- EXERCISE BRIEF:
Of all the lines in the records, how many hold the word "logo"? Answer with the number only.

- INFORMATION SUPPLIED:
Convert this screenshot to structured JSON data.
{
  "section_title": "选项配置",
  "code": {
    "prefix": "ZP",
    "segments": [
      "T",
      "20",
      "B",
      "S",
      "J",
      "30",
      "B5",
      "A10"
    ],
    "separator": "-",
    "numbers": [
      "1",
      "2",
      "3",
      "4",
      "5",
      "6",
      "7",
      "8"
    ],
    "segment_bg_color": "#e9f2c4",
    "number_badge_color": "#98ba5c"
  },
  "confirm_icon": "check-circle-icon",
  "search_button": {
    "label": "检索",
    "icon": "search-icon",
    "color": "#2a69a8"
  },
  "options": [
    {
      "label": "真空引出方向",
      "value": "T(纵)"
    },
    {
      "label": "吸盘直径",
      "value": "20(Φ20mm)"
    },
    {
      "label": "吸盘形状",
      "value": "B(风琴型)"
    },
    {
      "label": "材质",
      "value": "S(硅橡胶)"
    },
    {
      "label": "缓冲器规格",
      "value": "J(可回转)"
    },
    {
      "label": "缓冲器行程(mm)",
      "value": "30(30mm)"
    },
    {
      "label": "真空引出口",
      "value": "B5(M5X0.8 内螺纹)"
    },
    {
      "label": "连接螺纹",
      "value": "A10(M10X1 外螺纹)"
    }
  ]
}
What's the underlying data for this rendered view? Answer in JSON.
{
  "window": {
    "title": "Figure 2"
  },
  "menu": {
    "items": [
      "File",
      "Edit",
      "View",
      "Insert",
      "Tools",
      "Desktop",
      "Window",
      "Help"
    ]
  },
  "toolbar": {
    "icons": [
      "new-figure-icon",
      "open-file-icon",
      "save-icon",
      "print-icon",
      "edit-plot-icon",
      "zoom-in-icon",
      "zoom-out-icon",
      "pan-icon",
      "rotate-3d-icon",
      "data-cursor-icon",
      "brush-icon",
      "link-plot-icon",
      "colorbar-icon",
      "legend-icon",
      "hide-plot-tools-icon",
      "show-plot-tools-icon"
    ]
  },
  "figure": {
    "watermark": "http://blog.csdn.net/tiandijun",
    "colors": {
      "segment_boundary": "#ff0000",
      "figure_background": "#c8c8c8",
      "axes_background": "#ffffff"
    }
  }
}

--

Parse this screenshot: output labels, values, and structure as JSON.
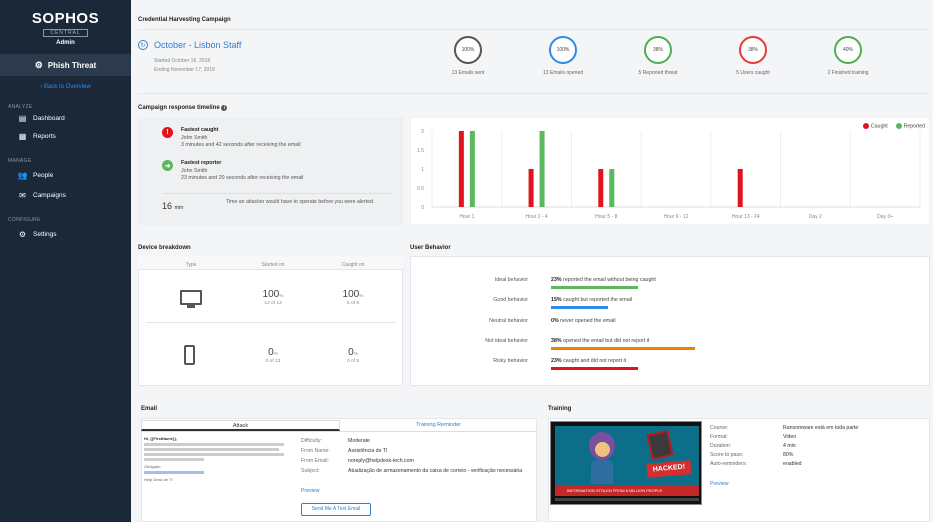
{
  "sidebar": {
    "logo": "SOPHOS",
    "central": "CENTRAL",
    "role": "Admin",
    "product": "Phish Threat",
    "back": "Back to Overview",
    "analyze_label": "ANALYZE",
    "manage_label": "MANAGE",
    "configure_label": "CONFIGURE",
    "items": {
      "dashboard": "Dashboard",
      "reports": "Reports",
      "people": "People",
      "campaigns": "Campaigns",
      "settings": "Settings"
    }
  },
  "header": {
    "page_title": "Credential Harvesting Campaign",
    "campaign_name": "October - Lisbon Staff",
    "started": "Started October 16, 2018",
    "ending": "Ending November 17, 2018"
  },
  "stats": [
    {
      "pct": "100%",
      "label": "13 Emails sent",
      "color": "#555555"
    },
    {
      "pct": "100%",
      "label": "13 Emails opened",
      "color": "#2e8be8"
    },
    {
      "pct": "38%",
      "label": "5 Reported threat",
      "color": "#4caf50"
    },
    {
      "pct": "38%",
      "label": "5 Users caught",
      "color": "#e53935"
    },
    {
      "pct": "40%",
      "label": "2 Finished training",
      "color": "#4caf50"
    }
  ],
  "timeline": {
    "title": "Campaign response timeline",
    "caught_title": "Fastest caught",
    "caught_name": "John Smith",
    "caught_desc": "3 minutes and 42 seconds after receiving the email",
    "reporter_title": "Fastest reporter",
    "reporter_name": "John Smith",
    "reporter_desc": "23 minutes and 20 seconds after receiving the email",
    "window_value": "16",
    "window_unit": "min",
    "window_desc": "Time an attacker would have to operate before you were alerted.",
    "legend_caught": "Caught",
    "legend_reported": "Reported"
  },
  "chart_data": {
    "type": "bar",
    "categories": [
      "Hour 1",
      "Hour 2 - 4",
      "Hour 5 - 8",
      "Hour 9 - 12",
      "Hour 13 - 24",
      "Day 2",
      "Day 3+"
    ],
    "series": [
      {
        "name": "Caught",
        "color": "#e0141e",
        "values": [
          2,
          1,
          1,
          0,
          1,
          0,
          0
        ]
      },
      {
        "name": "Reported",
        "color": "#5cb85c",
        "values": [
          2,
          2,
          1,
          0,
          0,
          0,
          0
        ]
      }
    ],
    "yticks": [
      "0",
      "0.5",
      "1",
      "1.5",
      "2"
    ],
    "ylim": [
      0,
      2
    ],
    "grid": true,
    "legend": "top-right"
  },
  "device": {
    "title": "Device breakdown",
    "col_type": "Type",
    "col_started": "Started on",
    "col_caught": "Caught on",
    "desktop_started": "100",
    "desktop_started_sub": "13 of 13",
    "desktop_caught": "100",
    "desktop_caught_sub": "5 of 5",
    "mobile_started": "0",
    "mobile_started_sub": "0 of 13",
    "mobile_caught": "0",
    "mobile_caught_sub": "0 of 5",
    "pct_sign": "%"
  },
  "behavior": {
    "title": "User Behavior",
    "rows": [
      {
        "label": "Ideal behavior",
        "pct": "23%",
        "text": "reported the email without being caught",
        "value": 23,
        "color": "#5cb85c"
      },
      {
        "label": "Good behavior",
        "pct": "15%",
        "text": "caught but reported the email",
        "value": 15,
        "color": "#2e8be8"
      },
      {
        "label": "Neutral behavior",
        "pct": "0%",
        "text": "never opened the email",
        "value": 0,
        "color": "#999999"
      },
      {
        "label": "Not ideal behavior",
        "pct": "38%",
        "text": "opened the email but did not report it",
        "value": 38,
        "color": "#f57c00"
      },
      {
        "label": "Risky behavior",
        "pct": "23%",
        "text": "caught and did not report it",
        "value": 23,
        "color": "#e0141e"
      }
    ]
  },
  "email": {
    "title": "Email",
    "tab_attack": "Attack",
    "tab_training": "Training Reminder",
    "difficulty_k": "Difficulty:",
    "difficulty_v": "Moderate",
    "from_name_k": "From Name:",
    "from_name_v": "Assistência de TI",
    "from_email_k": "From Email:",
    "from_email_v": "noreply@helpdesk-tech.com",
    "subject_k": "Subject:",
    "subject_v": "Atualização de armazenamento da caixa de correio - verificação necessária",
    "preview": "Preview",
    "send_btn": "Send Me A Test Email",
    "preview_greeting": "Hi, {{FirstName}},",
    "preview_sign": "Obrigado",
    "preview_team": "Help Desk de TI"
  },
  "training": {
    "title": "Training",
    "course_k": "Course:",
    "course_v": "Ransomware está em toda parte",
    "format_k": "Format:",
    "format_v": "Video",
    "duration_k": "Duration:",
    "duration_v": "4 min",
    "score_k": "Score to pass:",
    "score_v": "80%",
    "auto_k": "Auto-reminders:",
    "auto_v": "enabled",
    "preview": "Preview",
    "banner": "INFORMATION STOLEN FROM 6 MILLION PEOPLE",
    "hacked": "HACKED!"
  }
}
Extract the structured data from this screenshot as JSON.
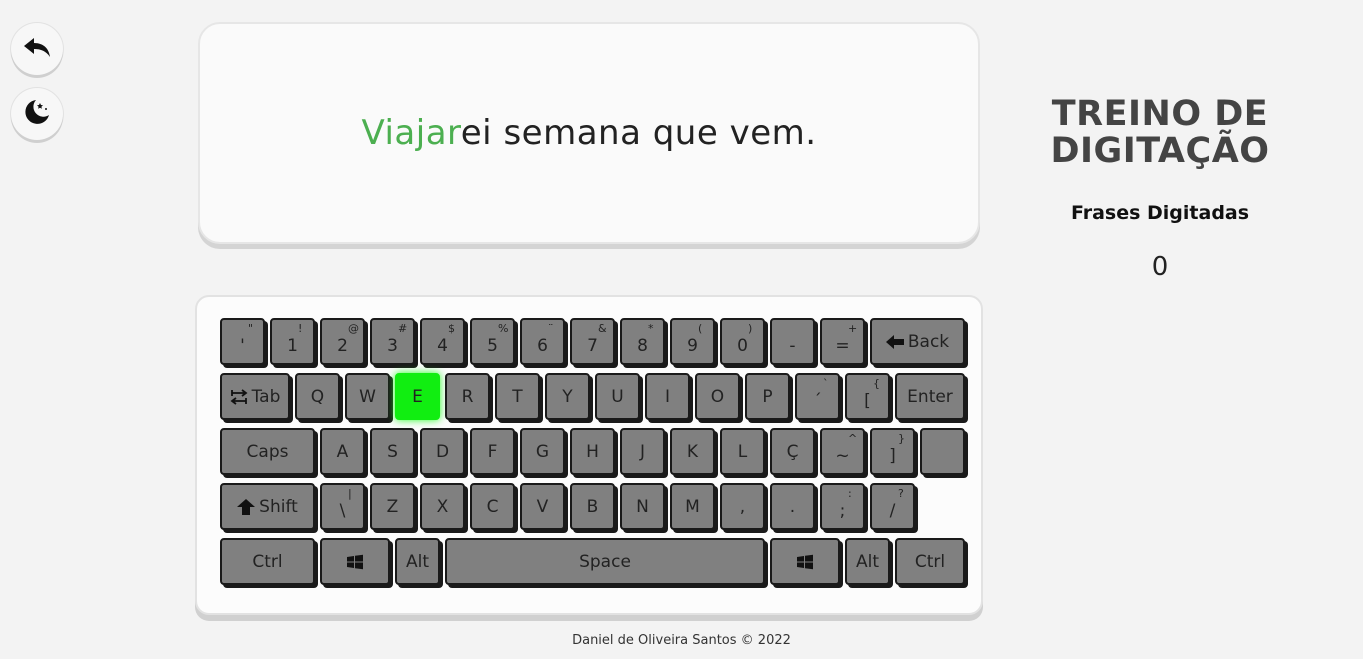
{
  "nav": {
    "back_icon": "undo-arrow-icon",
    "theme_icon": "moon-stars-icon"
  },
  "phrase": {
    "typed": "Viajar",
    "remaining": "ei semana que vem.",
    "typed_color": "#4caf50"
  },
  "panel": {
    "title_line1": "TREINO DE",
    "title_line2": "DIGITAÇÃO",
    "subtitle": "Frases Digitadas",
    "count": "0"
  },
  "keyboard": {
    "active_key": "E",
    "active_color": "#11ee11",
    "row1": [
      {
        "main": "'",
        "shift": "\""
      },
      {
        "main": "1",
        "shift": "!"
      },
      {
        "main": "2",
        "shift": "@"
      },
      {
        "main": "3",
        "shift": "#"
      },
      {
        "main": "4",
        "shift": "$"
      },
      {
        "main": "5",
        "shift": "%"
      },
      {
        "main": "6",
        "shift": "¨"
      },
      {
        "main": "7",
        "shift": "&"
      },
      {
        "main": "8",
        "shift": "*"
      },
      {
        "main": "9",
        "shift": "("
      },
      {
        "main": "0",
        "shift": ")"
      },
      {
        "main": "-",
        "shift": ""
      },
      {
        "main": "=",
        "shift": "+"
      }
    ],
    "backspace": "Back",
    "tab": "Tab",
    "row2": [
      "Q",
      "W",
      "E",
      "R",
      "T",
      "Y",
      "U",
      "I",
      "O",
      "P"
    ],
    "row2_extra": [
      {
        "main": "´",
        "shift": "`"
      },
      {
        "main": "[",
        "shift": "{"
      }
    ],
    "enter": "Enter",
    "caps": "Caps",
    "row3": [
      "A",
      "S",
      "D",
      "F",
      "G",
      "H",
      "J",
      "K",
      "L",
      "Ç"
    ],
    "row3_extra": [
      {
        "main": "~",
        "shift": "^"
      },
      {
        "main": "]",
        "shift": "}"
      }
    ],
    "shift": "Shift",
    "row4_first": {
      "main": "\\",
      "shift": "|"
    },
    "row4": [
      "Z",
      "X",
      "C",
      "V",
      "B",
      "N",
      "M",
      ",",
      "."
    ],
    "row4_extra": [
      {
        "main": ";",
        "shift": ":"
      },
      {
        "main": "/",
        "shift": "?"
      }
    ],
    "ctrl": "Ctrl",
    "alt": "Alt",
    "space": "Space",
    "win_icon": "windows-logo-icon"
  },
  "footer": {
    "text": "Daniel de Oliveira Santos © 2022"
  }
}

- ANSWER BELOW:
2